══ PROVIDED MATERIAL ══
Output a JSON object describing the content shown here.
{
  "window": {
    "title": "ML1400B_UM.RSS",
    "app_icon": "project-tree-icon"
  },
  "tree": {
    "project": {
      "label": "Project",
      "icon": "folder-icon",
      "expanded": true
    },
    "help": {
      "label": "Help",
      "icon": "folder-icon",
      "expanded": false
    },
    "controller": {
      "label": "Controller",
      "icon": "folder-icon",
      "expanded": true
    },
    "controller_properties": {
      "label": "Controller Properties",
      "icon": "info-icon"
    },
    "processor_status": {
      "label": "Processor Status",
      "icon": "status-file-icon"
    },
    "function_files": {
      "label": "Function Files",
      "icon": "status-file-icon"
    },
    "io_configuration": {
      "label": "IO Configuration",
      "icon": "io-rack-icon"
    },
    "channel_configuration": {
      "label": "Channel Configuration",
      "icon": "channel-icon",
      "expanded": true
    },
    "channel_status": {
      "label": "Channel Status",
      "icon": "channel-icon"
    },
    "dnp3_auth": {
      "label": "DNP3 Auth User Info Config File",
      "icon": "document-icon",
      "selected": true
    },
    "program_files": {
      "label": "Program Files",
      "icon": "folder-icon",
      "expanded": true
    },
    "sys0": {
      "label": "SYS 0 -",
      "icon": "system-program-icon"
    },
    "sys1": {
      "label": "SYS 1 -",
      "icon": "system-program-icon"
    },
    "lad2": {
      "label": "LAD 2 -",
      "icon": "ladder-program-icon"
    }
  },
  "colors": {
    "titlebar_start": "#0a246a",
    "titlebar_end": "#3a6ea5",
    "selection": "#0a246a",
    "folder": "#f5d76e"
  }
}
═══
EXERCISE OBJECTIVE> The full set of records should be duplicated exactly.

EXERCISE RESULT>
Output a JSON object describing the content shown here.
{
  "window": {
    "title": "ML1400B_UM.RSS",
    "app_icon": "project-tree-icon"
  },
  "tree": {
    "project": {
      "label": "Project",
      "icon": "folder-icon",
      "expanded": true
    },
    "help": {
      "label": "Help",
      "icon": "folder-icon",
      "expanded": false
    },
    "controller": {
      "label": "Controller",
      "icon": "folder-icon",
      "expanded": true
    },
    "controller_properties": {
      "label": "Controller Properties",
      "icon": "info-icon"
    },
    "processor_status": {
      "label": "Processor Status",
      "icon": "status-file-icon"
    },
    "function_files": {
      "label": "Function Files",
      "icon": "status-file-icon"
    },
    "io_configuration": {
      "label": "IO Configuration",
      "icon": "io-rack-icon"
    },
    "channel_configuration": {
      "label": "Channel Configuration",
      "icon": "channel-icon",
      "expanded": true
    },
    "channel_status": {
      "label": "Channel Status",
      "icon": "channel-icon"
    },
    "dnp3_auth": {
      "label": "DNP3 Auth User Info Config File",
      "icon": "document-icon",
      "selected": true
    },
    "program_files": {
      "label": "Program Files",
      "icon": "folder-icon",
      "expanded": true
    },
    "sys0": {
      "label": "SYS 0 -",
      "icon": "system-program-icon"
    },
    "sys1": {
      "label": "SYS 1 -",
      "icon": "system-program-icon"
    },
    "lad2": {
      "label": "LAD 2 -",
      "icon": "ladder-program-icon"
    }
  },
  "colors": {
    "titlebar_start": "#0a246a",
    "titlebar_end": "#3a6ea5",
    "selection": "#0a246a",
    "folder": "#f5d76e"
  }
}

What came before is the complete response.